Written task
Repeat all of the data precisely.

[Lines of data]

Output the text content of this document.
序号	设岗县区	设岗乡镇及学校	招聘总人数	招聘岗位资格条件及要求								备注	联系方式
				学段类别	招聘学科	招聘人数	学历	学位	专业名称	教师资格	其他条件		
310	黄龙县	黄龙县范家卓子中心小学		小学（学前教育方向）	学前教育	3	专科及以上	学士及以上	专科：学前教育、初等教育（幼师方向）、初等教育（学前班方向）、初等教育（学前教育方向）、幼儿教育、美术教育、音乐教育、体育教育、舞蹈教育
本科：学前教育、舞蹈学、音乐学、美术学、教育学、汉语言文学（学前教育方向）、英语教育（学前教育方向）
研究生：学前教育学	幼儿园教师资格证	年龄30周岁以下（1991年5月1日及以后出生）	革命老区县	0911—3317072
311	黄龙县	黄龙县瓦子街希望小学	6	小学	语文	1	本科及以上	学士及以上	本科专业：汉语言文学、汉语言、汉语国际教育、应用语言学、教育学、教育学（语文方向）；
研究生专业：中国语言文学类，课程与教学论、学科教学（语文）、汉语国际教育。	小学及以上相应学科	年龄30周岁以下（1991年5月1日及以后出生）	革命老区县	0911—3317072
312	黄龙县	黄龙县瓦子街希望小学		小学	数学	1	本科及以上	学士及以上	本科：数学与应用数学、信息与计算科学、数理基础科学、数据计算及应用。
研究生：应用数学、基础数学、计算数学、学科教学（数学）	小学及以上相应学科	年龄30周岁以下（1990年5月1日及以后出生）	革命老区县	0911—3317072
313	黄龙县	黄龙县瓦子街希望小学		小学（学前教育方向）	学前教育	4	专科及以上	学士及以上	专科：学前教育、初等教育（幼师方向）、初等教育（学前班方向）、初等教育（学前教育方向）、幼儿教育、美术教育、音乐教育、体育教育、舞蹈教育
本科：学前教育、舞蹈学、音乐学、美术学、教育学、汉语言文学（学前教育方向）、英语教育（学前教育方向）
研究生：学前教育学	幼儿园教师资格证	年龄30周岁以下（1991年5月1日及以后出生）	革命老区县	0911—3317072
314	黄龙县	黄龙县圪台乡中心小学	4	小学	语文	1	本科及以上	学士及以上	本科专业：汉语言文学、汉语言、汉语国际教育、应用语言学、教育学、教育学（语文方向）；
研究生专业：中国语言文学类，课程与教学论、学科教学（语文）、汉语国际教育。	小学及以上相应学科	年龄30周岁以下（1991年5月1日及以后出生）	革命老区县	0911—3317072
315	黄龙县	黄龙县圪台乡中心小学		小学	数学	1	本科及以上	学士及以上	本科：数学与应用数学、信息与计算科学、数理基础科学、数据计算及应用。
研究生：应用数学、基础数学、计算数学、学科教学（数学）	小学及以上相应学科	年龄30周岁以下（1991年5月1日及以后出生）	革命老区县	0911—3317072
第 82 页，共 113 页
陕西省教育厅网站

Solution for this problem
Output the text content of this document.
序号	设岗县区	设岗乡镇及学校	招聘总人数	招聘岗位资格条件及要求								备注	联系方式
				学段类别	招聘学科	招聘人数	学历	学位	专业名称	教师资格	其他条件		
310	黄龙县	黄龙县范家卓子中心小学		小学（学前教育方向）	学前教育	3	专科及以上	学士及以上	专科：学前教育、初等教育（幼师方向）、初等教育（学前班方向）、初等教育（学前教育方向）、幼儿教育、美术教育、音乐教育、体育教育、舞蹈教育
本科：学前教育、舞蹈学、音乐学、美术学、教育学、汉语言文学（学前教育方向）、英语教育（学前教育方向）
研究生：学前教育学	幼儿园教师资格证	年龄30周岁以下（1991年5月1日及以后出生）	革命老区县	0911—3317072
311	黄龙县	黄龙县瓦子街希望小学	6	小学	语文	1	本科及以上	学士及以上	本科专业：汉语言文学、汉语言、汉语国际教育、应用语言学、教育学、教育学（语文方向）；
研究生专业：中国语言文学类，课程与教学论、学科教学（语文）、汉语国际教育。	小学及以上相应学科	年龄30周岁以下（1991年5月1日及以后出生）	革命老区县	0911—3317072
312	黄龙县	黄龙县瓦子街希望小学		小学	数学	1	本科及以上	学士及以上	本科：数学与应用数学、信息与计算科学、数理基础科学、数据计算及应用。
研究生：应用数学、基础数学、计算数学、学科教学（数学）	小学及以上相应学科	年龄30周岁以下（1990年5月1日及以后出生）	革命老区县	0911—3317072
313	黄龙县	黄龙县瓦子街希望小学		小学（学前教育方向）	学前教育	4	专科及以上	学士及以上	专科：学前教育、初等教育（幼师方向）、初等教育（学前班方向）、初等教育（学前教育方向）、幼儿教育、美术教育、音乐教育、体育教育、舞蹈教育
本科：学前教育、舞蹈学、音乐学、美术学、教育学、汉语言文学（学前教育方向）、英语教育（学前教育方向）
研究生：学前教育学	幼儿园教师资格证	年龄30周岁以下（1991年5月1日及以后出生）	革命老区县	0911—3317072
314	黄龙县	黄龙县圪台乡中心小学	4	小学	语文	1	本科及以上	学士及以上	本科专业：汉语言文学、汉语言、汉语国际教育、应用语言学、教育学、教育学（语文方向）；
研究生专业：中国语言文学类，课程与教学论、学科教学（语文）、汉语国际教育。	小学及以上相应学科	年龄30周岁以下（1991年5月1日及以后出生）	革命老区县	0911—3317072
315	黄龙县	黄龙县圪台乡中心小学		小学	数学	1	本科及以上	学士及以上	本科：数学与应用数学、信息与计算科学、数理基础科学、数据计算及应用。
研究生：应用数学、基础数学、计算数学、学科教学（数学）	小学及以上相应学科	年龄30周岁以下（1991年5月1日及以后出生）	革命老区县	0911—3317072
第 82 页，共 113 页
陕西省教育厅网站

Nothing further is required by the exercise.